-------- Task input

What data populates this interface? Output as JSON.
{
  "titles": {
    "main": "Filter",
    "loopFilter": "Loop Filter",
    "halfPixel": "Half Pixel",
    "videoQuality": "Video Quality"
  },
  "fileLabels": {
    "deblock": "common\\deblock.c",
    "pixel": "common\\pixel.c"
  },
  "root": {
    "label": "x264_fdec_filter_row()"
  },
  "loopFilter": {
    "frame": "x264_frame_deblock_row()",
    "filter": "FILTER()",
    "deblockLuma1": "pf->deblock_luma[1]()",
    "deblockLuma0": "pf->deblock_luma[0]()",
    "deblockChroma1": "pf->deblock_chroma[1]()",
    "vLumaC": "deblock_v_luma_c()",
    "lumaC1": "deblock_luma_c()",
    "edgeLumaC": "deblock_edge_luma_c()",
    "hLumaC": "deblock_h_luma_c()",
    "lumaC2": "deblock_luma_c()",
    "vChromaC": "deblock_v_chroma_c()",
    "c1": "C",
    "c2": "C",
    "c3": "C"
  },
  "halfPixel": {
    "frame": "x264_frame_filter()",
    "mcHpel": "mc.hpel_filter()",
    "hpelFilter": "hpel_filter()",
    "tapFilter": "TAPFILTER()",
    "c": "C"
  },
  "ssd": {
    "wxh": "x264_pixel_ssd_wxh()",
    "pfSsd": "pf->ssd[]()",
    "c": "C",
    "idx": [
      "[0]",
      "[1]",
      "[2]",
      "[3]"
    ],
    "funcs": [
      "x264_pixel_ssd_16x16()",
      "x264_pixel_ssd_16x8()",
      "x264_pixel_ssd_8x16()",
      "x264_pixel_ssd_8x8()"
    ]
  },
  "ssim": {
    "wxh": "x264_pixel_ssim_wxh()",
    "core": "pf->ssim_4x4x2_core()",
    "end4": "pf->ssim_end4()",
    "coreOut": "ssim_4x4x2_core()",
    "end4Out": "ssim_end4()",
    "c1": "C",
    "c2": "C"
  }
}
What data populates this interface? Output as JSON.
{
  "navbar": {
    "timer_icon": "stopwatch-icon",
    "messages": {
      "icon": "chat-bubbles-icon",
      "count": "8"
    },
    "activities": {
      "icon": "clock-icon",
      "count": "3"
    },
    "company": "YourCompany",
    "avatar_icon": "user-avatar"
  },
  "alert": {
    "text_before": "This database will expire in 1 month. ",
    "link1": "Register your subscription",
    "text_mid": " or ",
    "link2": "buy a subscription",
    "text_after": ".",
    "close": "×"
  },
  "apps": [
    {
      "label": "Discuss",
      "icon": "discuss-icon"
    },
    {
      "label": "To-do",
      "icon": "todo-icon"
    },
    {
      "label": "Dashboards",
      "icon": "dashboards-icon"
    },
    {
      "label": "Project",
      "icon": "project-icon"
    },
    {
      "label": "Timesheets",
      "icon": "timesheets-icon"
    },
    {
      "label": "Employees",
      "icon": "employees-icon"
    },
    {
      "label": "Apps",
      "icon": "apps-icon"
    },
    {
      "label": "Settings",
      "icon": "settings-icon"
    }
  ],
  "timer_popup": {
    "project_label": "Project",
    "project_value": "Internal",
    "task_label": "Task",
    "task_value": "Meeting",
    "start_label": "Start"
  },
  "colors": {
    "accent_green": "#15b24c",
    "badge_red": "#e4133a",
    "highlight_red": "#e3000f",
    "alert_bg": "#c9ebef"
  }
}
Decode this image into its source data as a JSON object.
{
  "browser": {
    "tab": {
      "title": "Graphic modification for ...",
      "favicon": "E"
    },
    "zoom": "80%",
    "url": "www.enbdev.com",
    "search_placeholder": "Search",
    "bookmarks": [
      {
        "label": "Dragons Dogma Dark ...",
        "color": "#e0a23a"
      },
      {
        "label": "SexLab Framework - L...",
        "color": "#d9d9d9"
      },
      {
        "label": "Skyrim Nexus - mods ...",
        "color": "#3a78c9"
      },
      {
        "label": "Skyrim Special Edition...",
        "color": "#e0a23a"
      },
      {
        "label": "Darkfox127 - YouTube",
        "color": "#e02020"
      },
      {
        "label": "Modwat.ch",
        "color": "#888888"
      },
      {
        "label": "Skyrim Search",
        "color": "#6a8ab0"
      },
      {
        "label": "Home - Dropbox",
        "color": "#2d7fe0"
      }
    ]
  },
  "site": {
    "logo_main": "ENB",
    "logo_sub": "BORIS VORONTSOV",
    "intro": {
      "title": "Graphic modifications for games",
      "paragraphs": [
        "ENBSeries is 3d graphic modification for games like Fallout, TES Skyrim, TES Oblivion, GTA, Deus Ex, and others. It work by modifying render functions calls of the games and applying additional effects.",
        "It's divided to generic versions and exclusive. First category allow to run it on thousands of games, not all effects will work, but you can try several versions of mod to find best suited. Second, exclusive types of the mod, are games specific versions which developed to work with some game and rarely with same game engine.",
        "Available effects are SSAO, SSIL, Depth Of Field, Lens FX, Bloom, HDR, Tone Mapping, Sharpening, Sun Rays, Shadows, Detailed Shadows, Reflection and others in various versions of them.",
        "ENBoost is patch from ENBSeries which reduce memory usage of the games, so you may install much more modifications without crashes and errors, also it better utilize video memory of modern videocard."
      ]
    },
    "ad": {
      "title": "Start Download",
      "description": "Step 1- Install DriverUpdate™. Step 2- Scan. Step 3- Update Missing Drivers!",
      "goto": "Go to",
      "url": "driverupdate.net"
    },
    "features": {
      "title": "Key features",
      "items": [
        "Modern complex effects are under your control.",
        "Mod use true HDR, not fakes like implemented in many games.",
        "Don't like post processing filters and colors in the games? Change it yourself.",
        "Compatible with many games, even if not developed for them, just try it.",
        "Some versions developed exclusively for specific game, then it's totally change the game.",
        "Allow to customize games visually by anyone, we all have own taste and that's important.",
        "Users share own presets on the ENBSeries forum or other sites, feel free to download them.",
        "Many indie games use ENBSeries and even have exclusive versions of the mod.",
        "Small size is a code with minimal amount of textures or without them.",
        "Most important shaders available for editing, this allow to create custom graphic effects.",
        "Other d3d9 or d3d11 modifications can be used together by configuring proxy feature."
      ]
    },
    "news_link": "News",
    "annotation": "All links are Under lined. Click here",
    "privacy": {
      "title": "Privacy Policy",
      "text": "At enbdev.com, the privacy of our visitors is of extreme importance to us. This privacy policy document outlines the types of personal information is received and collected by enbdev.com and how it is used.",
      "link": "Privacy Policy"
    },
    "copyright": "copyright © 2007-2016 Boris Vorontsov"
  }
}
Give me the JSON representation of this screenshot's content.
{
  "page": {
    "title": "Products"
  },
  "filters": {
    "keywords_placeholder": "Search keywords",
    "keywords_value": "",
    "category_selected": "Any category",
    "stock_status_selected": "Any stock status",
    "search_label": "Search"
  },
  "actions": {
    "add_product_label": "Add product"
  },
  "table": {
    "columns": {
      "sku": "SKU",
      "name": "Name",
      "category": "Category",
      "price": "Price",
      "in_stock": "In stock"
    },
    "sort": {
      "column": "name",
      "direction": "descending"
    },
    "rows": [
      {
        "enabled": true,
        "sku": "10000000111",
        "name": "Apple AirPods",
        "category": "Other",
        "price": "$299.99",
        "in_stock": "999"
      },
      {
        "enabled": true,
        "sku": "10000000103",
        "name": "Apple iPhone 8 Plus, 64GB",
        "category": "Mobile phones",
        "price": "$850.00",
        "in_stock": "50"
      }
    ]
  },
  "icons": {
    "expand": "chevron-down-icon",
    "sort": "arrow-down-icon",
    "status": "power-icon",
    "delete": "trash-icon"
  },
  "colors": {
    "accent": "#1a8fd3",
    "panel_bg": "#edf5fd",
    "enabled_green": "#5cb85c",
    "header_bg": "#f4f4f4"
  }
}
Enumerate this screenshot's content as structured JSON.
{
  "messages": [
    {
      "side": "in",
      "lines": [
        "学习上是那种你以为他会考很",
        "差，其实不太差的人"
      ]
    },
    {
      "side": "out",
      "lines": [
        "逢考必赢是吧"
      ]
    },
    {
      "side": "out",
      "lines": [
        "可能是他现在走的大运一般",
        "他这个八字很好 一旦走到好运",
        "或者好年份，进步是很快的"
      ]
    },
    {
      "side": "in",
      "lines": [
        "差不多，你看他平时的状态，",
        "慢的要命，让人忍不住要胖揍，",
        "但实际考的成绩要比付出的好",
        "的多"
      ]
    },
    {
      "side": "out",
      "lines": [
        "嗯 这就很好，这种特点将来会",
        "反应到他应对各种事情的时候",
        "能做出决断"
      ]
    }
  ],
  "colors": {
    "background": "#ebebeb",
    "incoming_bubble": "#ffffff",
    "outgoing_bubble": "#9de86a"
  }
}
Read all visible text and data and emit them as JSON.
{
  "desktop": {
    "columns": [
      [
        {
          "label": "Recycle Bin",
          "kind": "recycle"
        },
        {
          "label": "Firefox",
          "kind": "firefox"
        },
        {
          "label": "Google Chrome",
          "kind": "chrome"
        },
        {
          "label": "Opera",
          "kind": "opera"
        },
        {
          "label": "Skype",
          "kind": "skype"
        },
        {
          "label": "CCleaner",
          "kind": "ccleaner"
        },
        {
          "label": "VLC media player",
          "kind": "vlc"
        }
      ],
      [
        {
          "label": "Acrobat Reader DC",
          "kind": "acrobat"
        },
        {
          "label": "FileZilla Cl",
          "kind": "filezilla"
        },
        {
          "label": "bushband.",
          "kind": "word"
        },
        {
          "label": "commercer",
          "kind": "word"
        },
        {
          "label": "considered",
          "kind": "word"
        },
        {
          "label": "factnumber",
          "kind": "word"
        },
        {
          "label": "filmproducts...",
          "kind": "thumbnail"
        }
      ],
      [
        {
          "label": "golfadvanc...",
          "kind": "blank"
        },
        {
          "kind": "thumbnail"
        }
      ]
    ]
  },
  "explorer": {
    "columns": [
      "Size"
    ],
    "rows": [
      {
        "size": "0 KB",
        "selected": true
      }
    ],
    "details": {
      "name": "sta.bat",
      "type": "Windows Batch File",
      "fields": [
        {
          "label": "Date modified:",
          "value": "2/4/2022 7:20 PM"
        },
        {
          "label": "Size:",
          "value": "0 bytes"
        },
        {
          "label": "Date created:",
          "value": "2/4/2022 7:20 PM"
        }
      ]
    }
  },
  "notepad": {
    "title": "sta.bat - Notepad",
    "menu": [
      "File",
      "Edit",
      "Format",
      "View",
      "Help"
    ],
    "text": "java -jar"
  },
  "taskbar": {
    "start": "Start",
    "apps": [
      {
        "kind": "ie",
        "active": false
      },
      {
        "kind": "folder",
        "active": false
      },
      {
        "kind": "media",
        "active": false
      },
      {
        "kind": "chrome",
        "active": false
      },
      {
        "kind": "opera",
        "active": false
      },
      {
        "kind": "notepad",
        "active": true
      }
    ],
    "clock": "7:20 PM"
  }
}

----------------

• _Exercise objective_
Copy every line of the listing that includes the string "status".

• _Full solution_
    "stock_status_selected": "Any stock status",
    "status": "power-icon",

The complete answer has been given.